start Data rows
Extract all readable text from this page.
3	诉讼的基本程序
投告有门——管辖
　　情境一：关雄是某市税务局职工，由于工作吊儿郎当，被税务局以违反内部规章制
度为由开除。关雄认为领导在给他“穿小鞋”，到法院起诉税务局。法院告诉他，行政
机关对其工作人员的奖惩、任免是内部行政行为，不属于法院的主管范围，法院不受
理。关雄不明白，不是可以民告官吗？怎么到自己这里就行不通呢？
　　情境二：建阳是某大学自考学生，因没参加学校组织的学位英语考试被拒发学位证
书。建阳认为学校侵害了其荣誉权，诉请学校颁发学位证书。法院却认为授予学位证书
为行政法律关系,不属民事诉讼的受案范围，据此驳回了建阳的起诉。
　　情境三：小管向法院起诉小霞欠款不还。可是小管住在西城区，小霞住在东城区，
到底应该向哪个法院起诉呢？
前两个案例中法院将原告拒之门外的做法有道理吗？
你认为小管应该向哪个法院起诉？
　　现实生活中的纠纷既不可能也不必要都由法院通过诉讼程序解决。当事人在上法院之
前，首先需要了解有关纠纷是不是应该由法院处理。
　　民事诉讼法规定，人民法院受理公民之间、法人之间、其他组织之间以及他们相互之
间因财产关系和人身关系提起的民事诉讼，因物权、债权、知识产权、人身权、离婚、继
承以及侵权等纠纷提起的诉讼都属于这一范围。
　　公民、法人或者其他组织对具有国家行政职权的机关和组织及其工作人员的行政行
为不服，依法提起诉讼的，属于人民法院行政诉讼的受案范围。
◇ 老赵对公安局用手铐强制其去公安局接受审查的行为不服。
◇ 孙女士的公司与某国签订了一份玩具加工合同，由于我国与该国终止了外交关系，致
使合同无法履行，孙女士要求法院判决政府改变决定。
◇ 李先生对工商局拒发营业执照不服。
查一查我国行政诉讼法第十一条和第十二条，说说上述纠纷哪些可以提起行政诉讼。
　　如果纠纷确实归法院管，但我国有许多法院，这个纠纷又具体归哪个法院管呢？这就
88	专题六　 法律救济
end Data rows
● Exercise goal: Please copy out each record, character for character.

● Solved problem:
Extract all readable text from this page.
3	诉讼的基本程序
投告有门——管辖
　　情境一：关雄是某市税务局职工，由于工作吊儿郎当，被税务局以违反内部规章制
度为由开除。关雄认为领导在给他“穿小鞋”，到法院起诉税务局。法院告诉他，行政
机关对其工作人员的奖惩、任免是内部行政行为，不属于法院的主管范围，法院不受
理。关雄不明白，不是可以民告官吗？怎么到自己这里就行不通呢？
　　情境二：建阳是某大学自考学生，因没参加学校组织的学位英语考试被拒发学位证
书。建阳认为学校侵害了其荣誉权，诉请学校颁发学位证书。法院却认为授予学位证书
为行政法律关系,不属民事诉讼的受案范围，据此驳回了建阳的起诉。
　　情境三：小管向法院起诉小霞欠款不还。可是小管住在西城区，小霞住在东城区，
到底应该向哪个法院起诉呢？
前两个案例中法院将原告拒之门外的做法有道理吗？
你认为小管应该向哪个法院起诉？
　　现实生活中的纠纷既不可能也不必要都由法院通过诉讼程序解决。当事人在上法院之
前，首先需要了解有关纠纷是不是应该由法院处理。
　　民事诉讼法规定，人民法院受理公民之间、法人之间、其他组织之间以及他们相互之
间因财产关系和人身关系提起的民事诉讼，因物权、债权、知识产权、人身权、离婚、继
承以及侵权等纠纷提起的诉讼都属于这一范围。
　　公民、法人或者其他组织对具有国家行政职权的机关和组织及其工作人员的行政行
为不服，依法提起诉讼的，属于人民法院行政诉讼的受案范围。
◇ 老赵对公安局用手铐强制其去公安局接受审查的行为不服。
◇ 孙女士的公司与某国签订了一份玩具加工合同，由于我国与该国终止了外交关系，致
使合同无法履行，孙女士要求法院判决政府改变决定。
◇ 李先生对工商局拒发营业执照不服。
查一查我国行政诉讼法第十一条和第十二条，说说上述纠纷哪些可以提起行政诉讼。
　　如果纠纷确实归法院管，但我国有许多法院，这个纠纷又具体归哪个法院管呢？这就
88	专题六　 法律救济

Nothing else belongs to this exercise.